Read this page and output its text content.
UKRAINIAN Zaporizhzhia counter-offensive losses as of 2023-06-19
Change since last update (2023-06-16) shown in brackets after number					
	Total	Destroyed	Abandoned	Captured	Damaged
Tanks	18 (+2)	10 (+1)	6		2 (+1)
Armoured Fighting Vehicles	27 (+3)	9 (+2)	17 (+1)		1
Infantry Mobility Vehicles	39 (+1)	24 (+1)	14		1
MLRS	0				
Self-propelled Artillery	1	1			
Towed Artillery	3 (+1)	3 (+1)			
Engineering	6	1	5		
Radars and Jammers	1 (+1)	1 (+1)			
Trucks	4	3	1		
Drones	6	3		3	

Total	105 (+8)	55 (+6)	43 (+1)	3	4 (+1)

────────────────

### TASK BRIEF
Repeat the listing in full, keeping every line exactly as it is.

### REPLY
Read this page and output its text content.
UKRAINIAN Zaporizhzhia counter-offensive losses as of 2023-06-19
Change since last update (2023-06-16) shown in brackets after number					
	Total	Destroyed	Abandoned	Captured	Damaged
Tanks	18 (+2)	10 (+1)	6		2 (+1)
Armoured Fighting Vehicles	27 (+3)	9 (+2)	17 (+1)		1
Infantry Mobility Vehicles	39 (+1)	24 (+1)	14		1
MLRS	0				
Self-propelled Artillery	1	1			
Towed Artillery	3 (+1)	3 (+1)			
Engineering	6	1	5		
Radars and Jammers	1 (+1)	1 (+1)			
Trucks	4	3	1		
Drones	6	3		3	

Total	105 (+8)	55 (+6)	43 (+1)	3	4 (+1)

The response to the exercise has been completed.